Figure content listings

☆ ☆ ☆ ☆ ☆ ☆ ☆

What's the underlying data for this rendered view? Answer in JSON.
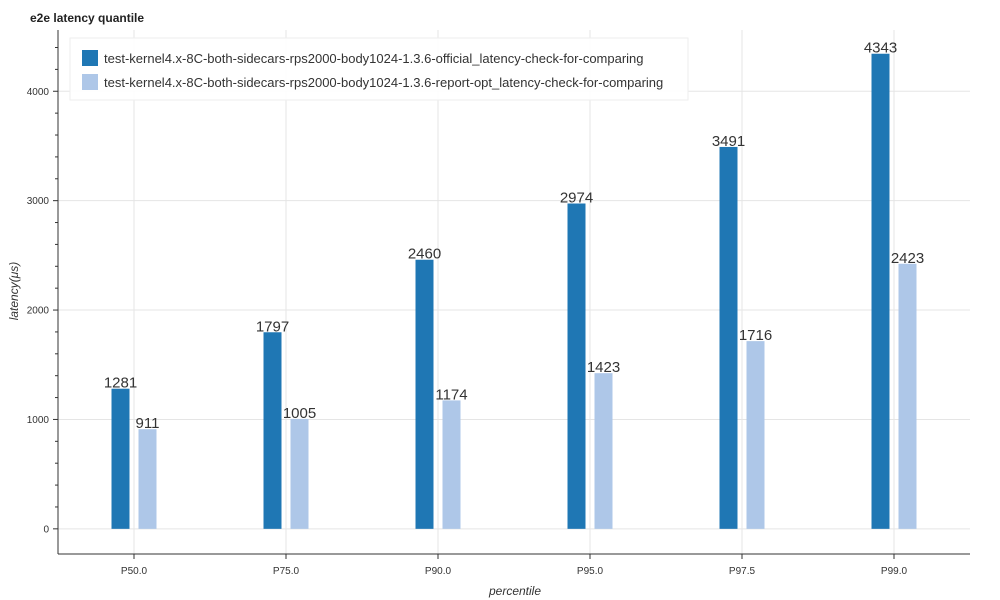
{
  "chart_data": {
    "type": "bar",
    "title": "e2e latency quantile",
    "xlabel": "percentile",
    "ylabel": "latency(μs)",
    "categories": [
      "P50.0",
      "P75.0",
      "P90.0",
      "P95.0",
      "P97.5",
      "P99.0"
    ],
    "series": [
      {
        "name": "test-kernel4.x-8C-both-sidecars-rps2000-body1024-1.3.6-official_latency-check-for-comparing",
        "color": "#1f77b4",
        "values": [
          1281,
          1797,
          2460,
          2974,
          3491,
          4343
        ]
      },
      {
        "name": "test-kernel4.x-8C-both-sidecars-rps2000-body1024-1.3.6-report-opt_latency-check-for-comparing",
        "color": "#aec7e8",
        "values": [
          911,
          1005,
          1174,
          1423,
          1716,
          2423
        ]
      }
    ],
    "yticks": [
      0,
      1000,
      2000,
      3000,
      4000
    ],
    "ylim": [
      -230,
      4560
    ],
    "grid": true,
    "legend_position": "top-left"
  }
}
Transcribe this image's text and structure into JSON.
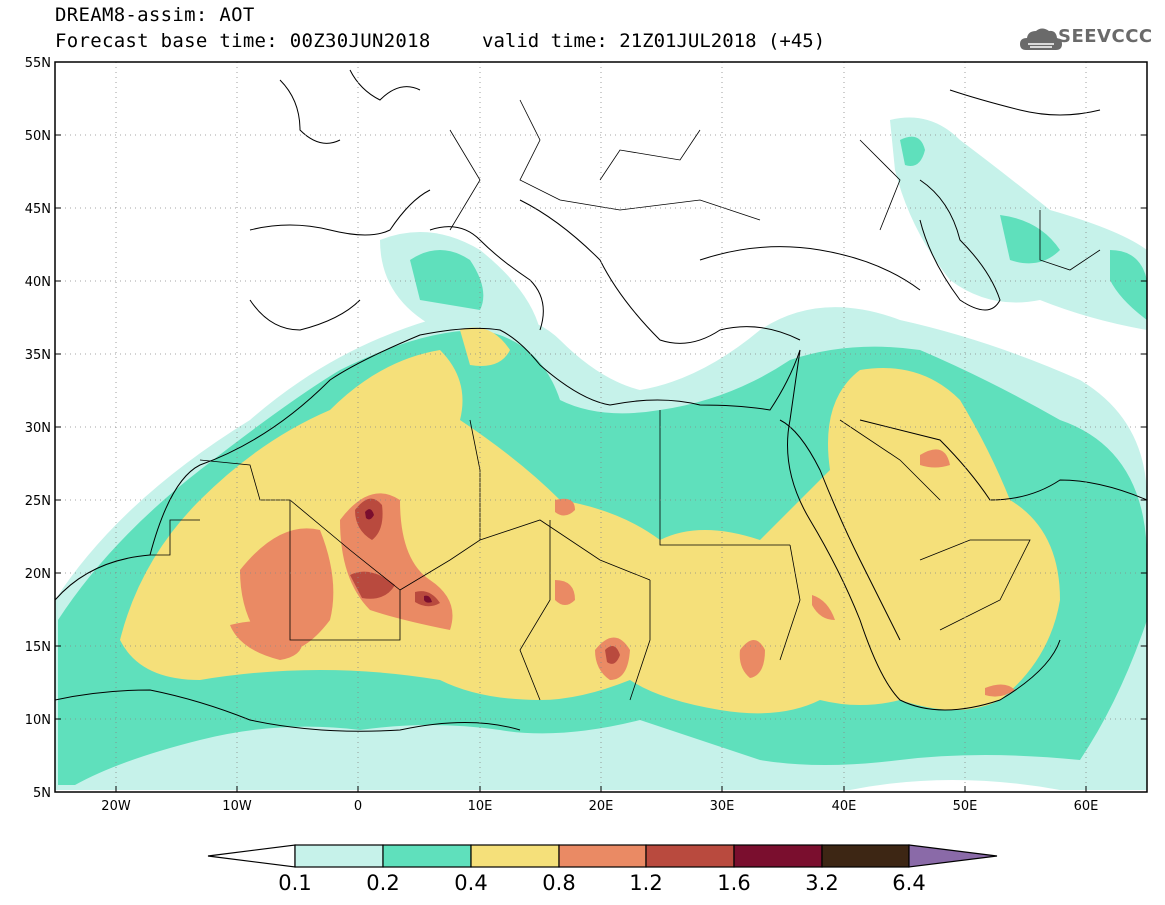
{
  "header": {
    "title": "DREAM8-assim: AOT",
    "base_time": "Forecast base time: 00Z30JUN2018",
    "valid_time": "valid time: 21Z01JUL2018 (+45)"
  },
  "logo": {
    "text": "SEEVCCC",
    "icon": "cloud-icon",
    "color": "#6a6a6a"
  },
  "map": {
    "lon_range": [
      -25,
      65
    ],
    "lat_range": [
      5,
      55
    ],
    "lat_ticks": [
      "55N",
      "50N",
      "45N",
      "40N",
      "35N",
      "30N",
      "25N",
      "20N",
      "15N",
      "10N",
      "5N"
    ],
    "lon_ticks": [
      "20W",
      "10W",
      "0",
      "10E",
      "20E",
      "30E",
      "40E",
      "50E",
      "60E"
    ],
    "grid": "dotted"
  },
  "colorbar": {
    "labels": [
      "0.1",
      "0.2",
      "0.4",
      "0.8",
      "1.2",
      "1.6",
      "3.2",
      "6.4"
    ],
    "colors": [
      "#ffffff",
      "#c6f2ea",
      "#5fe0bc",
      "#f5e07a",
      "#ea8a64",
      "#b94a3e",
      "#7a0e2e",
      "#3d2614",
      "#8a6aa8"
    ]
  },
  "chart_data": {
    "type": "heatmap",
    "title": "DREAM8-assim: AOT",
    "levels": [
      0.1,
      0.2,
      0.4,
      0.8,
      1.2,
      1.6,
      3.2,
      6.4
    ],
    "xlim": [
      -25,
      65
    ],
    "ylim": [
      5,
      55
    ]
  }
}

☆ ☆ ☆ ☆ ☆ ☆ ☆

## Exercise aim
Write the full listing out again with every line unchanged, but include no pictures.

## Result of this task
What's the underlying data for this rendered view? Answer in JSON.
{
  "chart_data": {
    "type": "bar",
    "title": "e2e latency quantile",
    "xlabel": "percentile",
    "ylabel": "latency(μs)",
    "categories": [
      "P50.0",
      "P75.0",
      "P90.0",
      "P95.0",
      "P97.5",
      "P99.0"
    ],
    "series": [
      {
        "name": "test-kernel4.x-8C-both-sidecars-rps2000-body1024-1.3.6-official_latency-check-for-comparing",
        "color": "#1f77b4",
        "values": [
          1281,
          1797,
          2460,
          2974,
          3491,
          4343
        ]
      },
      {
        "name": "test-kernel4.x-8C-both-sidecars-rps2000-body1024-1.3.6-report-opt_latency-check-for-comparing",
        "color": "#aec7e8",
        "values": [
          911,
          1005,
          1174,
          1423,
          1716,
          2423
        ]
      }
    ],
    "yticks": [
      0,
      1000,
      2000,
      3000,
      4000
    ],
    "ylim": [
      -230,
      4560
    ],
    "grid": true,
    "legend_position": "top-left"
  }
}
Transcribe this image's text and structure into JSON.
{
  "header": {
    "title": "DREAM8-assim: AOT",
    "base_time": "Forecast base time: 00Z30JUN2018",
    "valid_time": "valid time: 21Z01JUL2018 (+45)"
  },
  "logo": {
    "text": "SEEVCCC",
    "icon": "cloud-icon",
    "color": "#6a6a6a"
  },
  "map": {
    "lon_range": [
      -25,
      65
    ],
    "lat_range": [
      5,
      55
    ],
    "lat_ticks": [
      "55N",
      "50N",
      "45N",
      "40N",
      "35N",
      "30N",
      "25N",
      "20N",
      "15N",
      "10N",
      "5N"
    ],
    "lon_ticks": [
      "20W",
      "10W",
      "0",
      "10E",
      "20E",
      "30E",
      "40E",
      "50E",
      "60E"
    ],
    "grid": "dotted"
  },
  "colorbar": {
    "labels": [
      "0.1",
      "0.2",
      "0.4",
      "0.8",
      "1.2",
      "1.6",
      "3.2",
      "6.4"
    ],
    "colors": [
      "#ffffff",
      "#c6f2ea",
      "#5fe0bc",
      "#f5e07a",
      "#ea8a64",
      "#b94a3e",
      "#7a0e2e",
      "#3d2614",
      "#8a6aa8"
    ]
  },
  "chart_data": {
    "type": "heatmap",
    "title": "DREAM8-assim: AOT",
    "levels": [
      0.1,
      0.2,
      0.4,
      0.8,
      1.2,
      1.6,
      3.2,
      6.4
    ],
    "xlim": [
      -25,
      65
    ],
    "ylim": [
      5,
      55
    ]
  }
}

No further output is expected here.